* **Estratto del documento**
▶

«Sciatteria? No, qui c’è qualcosa dietro, vogliono fermarmi». Non crede allo scambio di persona e all’eccessiva sete di scoop. Giuseppe Antoci, il presidente del Parco dei Nebrodi che nel giro di poche ore ha visto il proprio nome accostato a esponenti della mafia di Mistretta, Comune in provincia di Messina. A tirarlo in ballo è stato il blog L’opinone di Adele Fortino, successivamente ripresa dal sito SiciliaCronaca.it. Stando a quanto scritto Antoci, che a metà maggio è sopravvissuto a un attentato di stampo mafioso sulla strada che da Cesarò porta a San Fratello, sarebbe sposato con una nipote di Maria Rampulla, donna ai vertici della famiglia mafiosa di Mistretta e sorella di Pietro, l’artificiere della strage di Capaci. Una vicinanza che chiaramente ha destato scalpore e perplessità se si considera l’impegno del presidente del Parco dei Nebrodi nel contrastare gli affari della criminalità organizzata sui monti messinesi, ma che sarebbe campata in aria e figlia di un banalissimo errore di omonimia.

◀

* **Voci di dati estratte**
▶

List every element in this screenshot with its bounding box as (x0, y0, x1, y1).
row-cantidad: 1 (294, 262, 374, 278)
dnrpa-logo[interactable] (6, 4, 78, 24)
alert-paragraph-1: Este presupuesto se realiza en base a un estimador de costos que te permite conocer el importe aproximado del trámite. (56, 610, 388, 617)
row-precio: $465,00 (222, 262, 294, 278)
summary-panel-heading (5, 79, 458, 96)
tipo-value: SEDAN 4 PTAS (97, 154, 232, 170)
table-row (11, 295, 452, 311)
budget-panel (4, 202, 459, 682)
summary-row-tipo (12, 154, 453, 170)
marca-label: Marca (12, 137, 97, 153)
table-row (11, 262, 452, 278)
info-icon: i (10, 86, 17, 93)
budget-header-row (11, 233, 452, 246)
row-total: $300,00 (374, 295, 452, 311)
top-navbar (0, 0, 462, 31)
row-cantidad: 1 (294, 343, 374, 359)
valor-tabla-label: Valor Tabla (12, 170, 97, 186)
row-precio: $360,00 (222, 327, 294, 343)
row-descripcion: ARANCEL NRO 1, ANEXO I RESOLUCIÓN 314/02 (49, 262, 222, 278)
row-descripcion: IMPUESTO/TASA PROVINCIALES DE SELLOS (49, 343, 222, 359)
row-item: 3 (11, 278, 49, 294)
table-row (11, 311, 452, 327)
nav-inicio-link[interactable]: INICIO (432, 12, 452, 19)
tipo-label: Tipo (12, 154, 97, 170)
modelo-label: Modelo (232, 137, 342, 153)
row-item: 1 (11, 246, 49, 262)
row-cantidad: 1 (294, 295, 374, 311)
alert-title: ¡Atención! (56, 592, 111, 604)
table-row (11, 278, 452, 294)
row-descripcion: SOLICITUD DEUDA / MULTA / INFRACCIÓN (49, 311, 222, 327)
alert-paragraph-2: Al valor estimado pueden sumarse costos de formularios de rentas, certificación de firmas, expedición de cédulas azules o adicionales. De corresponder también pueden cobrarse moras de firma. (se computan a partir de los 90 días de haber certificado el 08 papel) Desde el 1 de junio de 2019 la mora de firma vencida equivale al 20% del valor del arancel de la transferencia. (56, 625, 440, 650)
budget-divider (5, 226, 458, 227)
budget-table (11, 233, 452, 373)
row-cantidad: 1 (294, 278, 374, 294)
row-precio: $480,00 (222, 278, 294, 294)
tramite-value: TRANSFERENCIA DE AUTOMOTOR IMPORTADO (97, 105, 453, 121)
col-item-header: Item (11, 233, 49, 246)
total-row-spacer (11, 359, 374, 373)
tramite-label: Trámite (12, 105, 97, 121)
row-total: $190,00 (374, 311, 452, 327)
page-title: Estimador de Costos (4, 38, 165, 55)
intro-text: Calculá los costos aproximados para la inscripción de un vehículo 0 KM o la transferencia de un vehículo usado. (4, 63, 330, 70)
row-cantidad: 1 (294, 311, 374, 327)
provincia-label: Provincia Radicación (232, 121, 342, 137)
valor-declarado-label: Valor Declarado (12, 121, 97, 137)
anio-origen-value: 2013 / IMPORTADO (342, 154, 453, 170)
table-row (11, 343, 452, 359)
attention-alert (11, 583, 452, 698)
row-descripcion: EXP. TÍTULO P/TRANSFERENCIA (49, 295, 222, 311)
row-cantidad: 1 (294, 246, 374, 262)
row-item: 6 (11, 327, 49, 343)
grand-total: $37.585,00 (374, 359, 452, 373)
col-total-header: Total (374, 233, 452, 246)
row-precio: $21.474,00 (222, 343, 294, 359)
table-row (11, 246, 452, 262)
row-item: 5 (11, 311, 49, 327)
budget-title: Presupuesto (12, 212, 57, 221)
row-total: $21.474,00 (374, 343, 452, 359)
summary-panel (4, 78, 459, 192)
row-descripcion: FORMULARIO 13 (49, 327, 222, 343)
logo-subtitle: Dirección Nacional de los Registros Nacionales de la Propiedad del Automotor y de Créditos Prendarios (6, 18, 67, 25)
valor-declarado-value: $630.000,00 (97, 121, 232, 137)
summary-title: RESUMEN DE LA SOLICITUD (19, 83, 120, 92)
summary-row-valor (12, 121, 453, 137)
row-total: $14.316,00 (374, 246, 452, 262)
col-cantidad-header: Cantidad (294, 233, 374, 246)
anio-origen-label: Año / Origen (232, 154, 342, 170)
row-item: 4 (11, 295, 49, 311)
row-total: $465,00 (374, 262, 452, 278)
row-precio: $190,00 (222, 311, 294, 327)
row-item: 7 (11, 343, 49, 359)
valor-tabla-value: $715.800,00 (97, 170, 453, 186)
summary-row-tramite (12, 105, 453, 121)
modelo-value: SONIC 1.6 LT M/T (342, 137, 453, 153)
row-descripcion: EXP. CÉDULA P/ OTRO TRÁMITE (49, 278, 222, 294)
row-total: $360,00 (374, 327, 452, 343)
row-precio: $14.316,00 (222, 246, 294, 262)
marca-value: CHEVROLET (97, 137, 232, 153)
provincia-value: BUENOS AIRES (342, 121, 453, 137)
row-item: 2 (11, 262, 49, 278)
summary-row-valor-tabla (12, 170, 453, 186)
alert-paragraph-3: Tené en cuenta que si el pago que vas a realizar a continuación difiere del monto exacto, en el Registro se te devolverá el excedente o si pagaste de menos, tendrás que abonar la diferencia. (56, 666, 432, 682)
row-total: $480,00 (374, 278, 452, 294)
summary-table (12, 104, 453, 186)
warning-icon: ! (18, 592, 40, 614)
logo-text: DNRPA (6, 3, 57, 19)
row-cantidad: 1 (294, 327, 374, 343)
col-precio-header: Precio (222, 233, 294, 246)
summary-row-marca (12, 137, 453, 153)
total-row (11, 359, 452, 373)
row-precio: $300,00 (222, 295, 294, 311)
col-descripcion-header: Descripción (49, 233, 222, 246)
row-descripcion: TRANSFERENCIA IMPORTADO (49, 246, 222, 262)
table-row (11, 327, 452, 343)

◀

* **Cosa si chiede**
Secondo il testo su Giuseppe Antoci, lungo quale strada è avvenuto l'attentato di metà maggio?

* **Risultato**
Sulla strada che da Cesarò porta a San Fratello.